■ WRITTEN EXERCISE
Copy out all of the data exactly as it appears.
__________________________________________________
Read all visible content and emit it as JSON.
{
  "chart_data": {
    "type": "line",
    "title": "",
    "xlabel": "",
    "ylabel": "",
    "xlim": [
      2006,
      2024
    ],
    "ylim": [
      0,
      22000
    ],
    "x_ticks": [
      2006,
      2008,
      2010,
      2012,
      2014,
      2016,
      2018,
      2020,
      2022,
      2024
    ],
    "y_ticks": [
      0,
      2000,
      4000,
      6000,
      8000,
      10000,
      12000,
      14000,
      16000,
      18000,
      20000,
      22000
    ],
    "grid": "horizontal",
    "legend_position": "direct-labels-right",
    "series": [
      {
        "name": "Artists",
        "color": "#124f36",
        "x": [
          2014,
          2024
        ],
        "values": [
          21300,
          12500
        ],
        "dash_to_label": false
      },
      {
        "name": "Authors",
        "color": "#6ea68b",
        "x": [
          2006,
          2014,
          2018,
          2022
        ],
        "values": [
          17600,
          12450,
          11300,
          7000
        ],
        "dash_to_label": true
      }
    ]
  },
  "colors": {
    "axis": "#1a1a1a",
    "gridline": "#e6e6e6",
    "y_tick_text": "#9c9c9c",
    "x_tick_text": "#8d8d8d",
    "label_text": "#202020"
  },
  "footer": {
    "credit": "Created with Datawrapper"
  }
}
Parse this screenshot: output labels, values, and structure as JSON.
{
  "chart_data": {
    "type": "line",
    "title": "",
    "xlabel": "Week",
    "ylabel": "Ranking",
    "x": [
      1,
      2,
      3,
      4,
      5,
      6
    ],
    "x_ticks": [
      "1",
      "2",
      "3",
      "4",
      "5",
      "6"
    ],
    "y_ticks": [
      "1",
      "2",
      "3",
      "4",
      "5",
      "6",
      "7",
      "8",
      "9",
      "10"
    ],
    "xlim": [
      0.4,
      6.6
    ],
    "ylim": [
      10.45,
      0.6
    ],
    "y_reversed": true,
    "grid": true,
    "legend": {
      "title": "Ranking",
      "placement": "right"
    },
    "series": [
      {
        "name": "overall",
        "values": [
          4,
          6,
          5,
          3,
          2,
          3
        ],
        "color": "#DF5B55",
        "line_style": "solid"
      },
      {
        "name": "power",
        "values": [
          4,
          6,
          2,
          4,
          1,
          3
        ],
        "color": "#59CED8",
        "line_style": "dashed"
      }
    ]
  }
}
__________________________________________________
■ EXERCISE RESULT
Read all visible content and emit it as JSON.
{
  "chart_data": {
    "type": "line",
    "title": "",
    "xlabel": "",
    "ylabel": "",
    "xlim": [
      2006,
      2024
    ],
    "ylim": [
      0,
      22000
    ],
    "x_ticks": [
      2006,
      2008,
      2010,
      2012,
      2014,
      2016,
      2018,
      2020,
      2022,
      2024
    ],
    "y_ticks": [
      0,
      2000,
      4000,
      6000,
      8000,
      10000,
      12000,
      14000,
      16000,
      18000,
      20000,
      22000
    ],
    "grid": "horizontal",
    "legend_position": "direct-labels-right",
    "series": [
      {
        "name": "Artists",
        "color": "#124f36",
        "x": [
          2014,
          2024
        ],
        "values": [
          21300,
          12500
        ],
        "dash_to_label": false
      },
      {
        "name": "Authors",
        "color": "#6ea68b",
        "x": [
          2006,
          2014,
          2018,
          2022
        ],
        "values": [
          17600,
          12450,
          11300,
          7000
        ],
        "dash_to_label": true
      }
    ]
  },
  "colors": {
    "axis": "#1a1a1a",
    "gridline": "#e6e6e6",
    "y_tick_text": "#9c9c9c",
    "x_tick_text": "#8d8d8d",
    "label_text": "#202020"
  },
  "footer": {
    "credit": "Created with Datawrapper"
  }
}
Parse this screenshot: output labels, values, and structure as JSON.
{
  "chart_data": {
    "type": "line",
    "title": "",
    "xlabel": "Week",
    "ylabel": "Ranking",
    "x": [
      1,
      2,
      3,
      4,
      5,
      6
    ],
    "x_ticks": [
      "1",
      "2",
      "3",
      "4",
      "5",
      "6"
    ],
    "y_ticks": [
      "1",
      "2",
      "3",
      "4",
      "5",
      "6",
      "7",
      "8",
      "9",
      "10"
    ],
    "xlim": [
      0.4,
      6.6
    ],
    "ylim": [
      10.45,
      0.6
    ],
    "y_reversed": true,
    "grid": true,
    "legend": {
      "title": "Ranking",
      "placement": "right"
    },
    "series": [
      {
        "name": "overall",
        "values": [
          4,
          6,
          5,
          3,
          2,
          3
        ],
        "color": "#DF5B55",
        "line_style": "solid"
      },
      {
        "name": "power",
        "values": [
          4,
          6,
          2,
          4,
          1,
          3
        ],
        "color": "#59CED8",
        "line_style": "dashed"
      }
    ]
  }
}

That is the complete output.